Prompt: For every line in the data below that contains "with", copy the line.

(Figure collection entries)
** Start **

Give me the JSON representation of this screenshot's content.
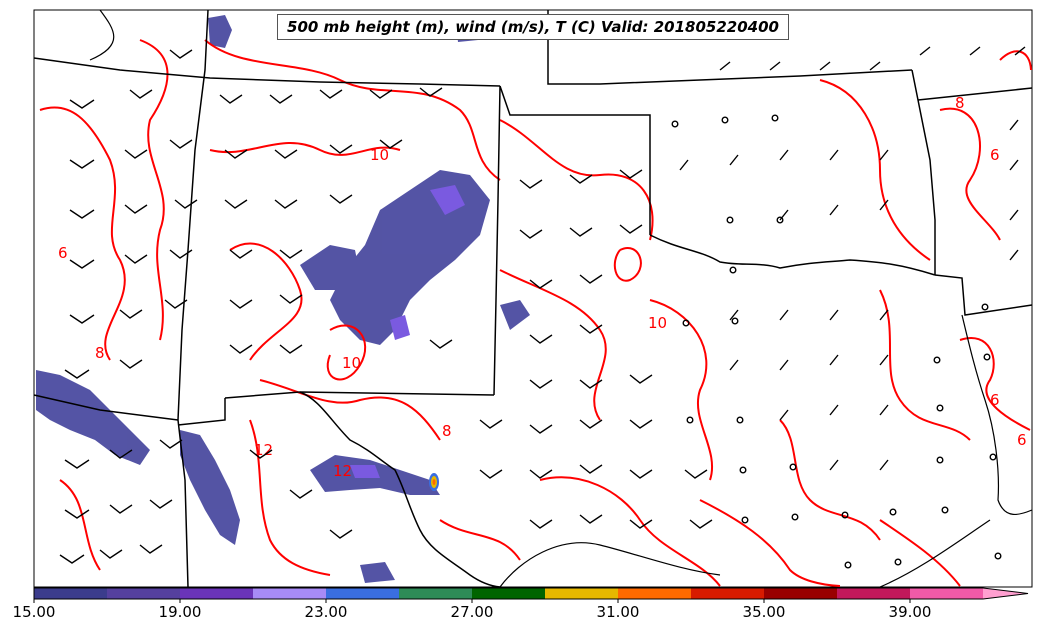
{
  "title": "500 mb height (m), wind (m/s), T (C) Valid: 201805220400",
  "colorbar": {
    "ticks": [
      "15.00",
      "19.00",
      "23.00",
      "27.00",
      "31.00",
      "35.00",
      "39.00"
    ],
    "colors": [
      "#3b3c8c",
      "#55409e",
      "#6a34b8",
      "#a78bf6",
      "#3a6ee0",
      "#2e8b57",
      "#006400",
      "#e6b800",
      "#ff6a00",
      "#d81b00",
      "#990000",
      "#c2185b",
      "#f05aa8",
      "#ff9fd0"
    ]
  },
  "contour_labels": [
    "6",
    "8",
    "10",
    "10",
    "12",
    "12",
    "8",
    "6",
    "6",
    "6",
    "10",
    "8"
  ],
  "palette": {
    "contour": "#ff0000",
    "border": "#000000",
    "precip": "#4b4ba0"
  }
}
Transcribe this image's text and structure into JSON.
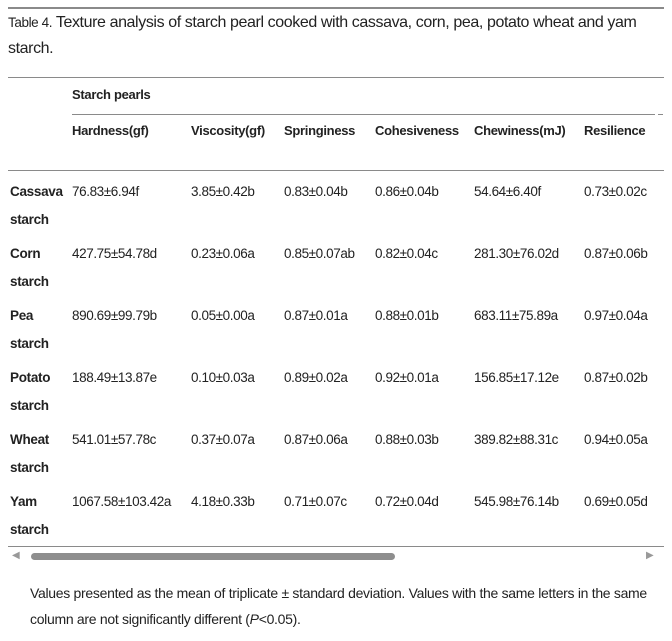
{
  "caption": {
    "label": "Table 4.",
    "text": " Texture analysis of starch pearl cooked with cassava, corn, pea, potato wheat and yam starch."
  },
  "table": {
    "group_header": "Starch pearls",
    "columns": [
      "Hardness(gf)",
      "Viscosity(gf)",
      "Springiness",
      "Cohesiveness",
      "Chewiness(mJ)",
      "Resilience"
    ],
    "rows": [
      {
        "name": [
          "Cassava",
          "starch"
        ],
        "values": [
          "76.83±6.94f",
          "3.85±0.42b",
          "0.83±0.04b",
          "0.86±0.04b",
          "54.64±6.40f",
          "0.73±0.02c"
        ]
      },
      {
        "name": [
          "Corn",
          "starch"
        ],
        "values": [
          "427.75±54.78d",
          "0.23±0.06a",
          "0.85±0.07ab",
          "0.82±0.04c",
          "281.30±76.02d",
          "0.87±0.06b"
        ]
      },
      {
        "name": [
          "Pea",
          "starch"
        ],
        "values": [
          "890.69±99.79b",
          "0.05±0.00a",
          "0.87±0.01a",
          "0.88±0.01b",
          "683.11±75.89a",
          "0.97±0.04a"
        ]
      },
      {
        "name": [
          "Potato",
          "starch"
        ],
        "values": [
          "188.49±13.87e",
          "0.10±0.03a",
          "0.89±0.02a",
          "0.92±0.01a",
          "156.85±17.12e",
          "0.87±0.02b"
        ]
      },
      {
        "name": [
          "Wheat",
          "starch"
        ],
        "values": [
          "541.01±57.78c",
          "0.37±0.07a",
          "0.87±0.06a",
          "0.88±0.03b",
          "389.82±88.31c",
          "0.94±0.05a"
        ]
      },
      {
        "name": [
          "Yam",
          "starch"
        ],
        "values": [
          "1067.58±103.42a",
          "4.18±0.33b",
          "0.71±0.07c",
          "0.72±0.04d",
          "545.98±76.14b",
          "0.69±0.05d"
        ]
      }
    ]
  },
  "scrollbar": {
    "position_fraction": 0,
    "visible_fraction": 0.56
  },
  "footnote": {
    "before": "Values presented as the mean of triplicate ± standard deviation. Values with the same letters in the same column are not significantly different (",
    "italic": "P",
    "after": "<0.05)."
  }
}
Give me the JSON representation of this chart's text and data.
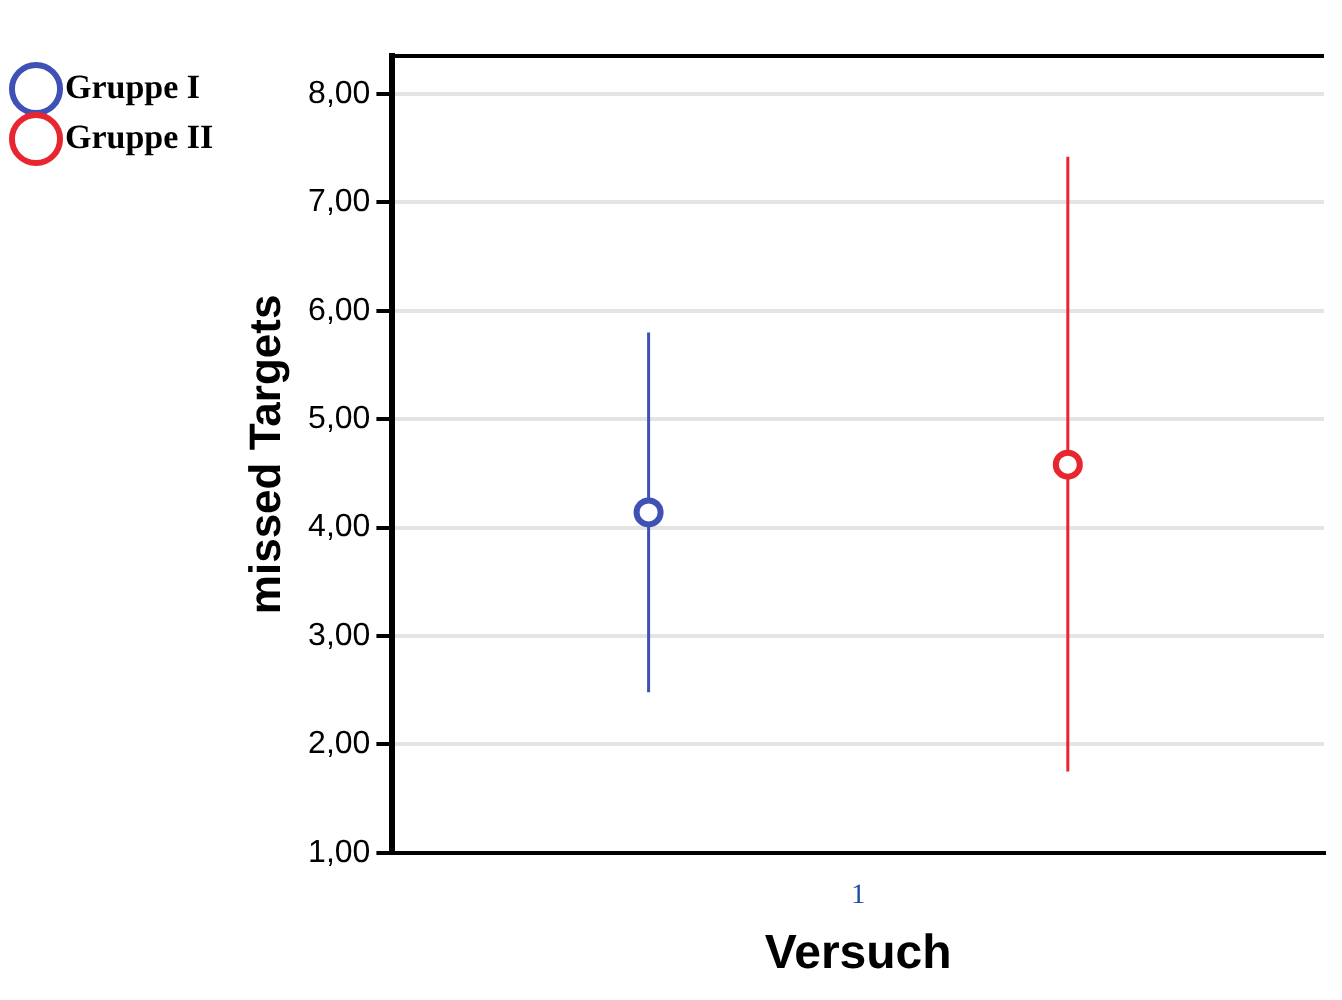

** End **

Response to the exercise:
    "text": " Texture analysis of starch pearl cooked with cassava, corn, pea, potato wheat and yam starch."
    "before": "Values presented as the mean of triplicate ± standard deviation. Values with the same letters in the same column are not significantly different (",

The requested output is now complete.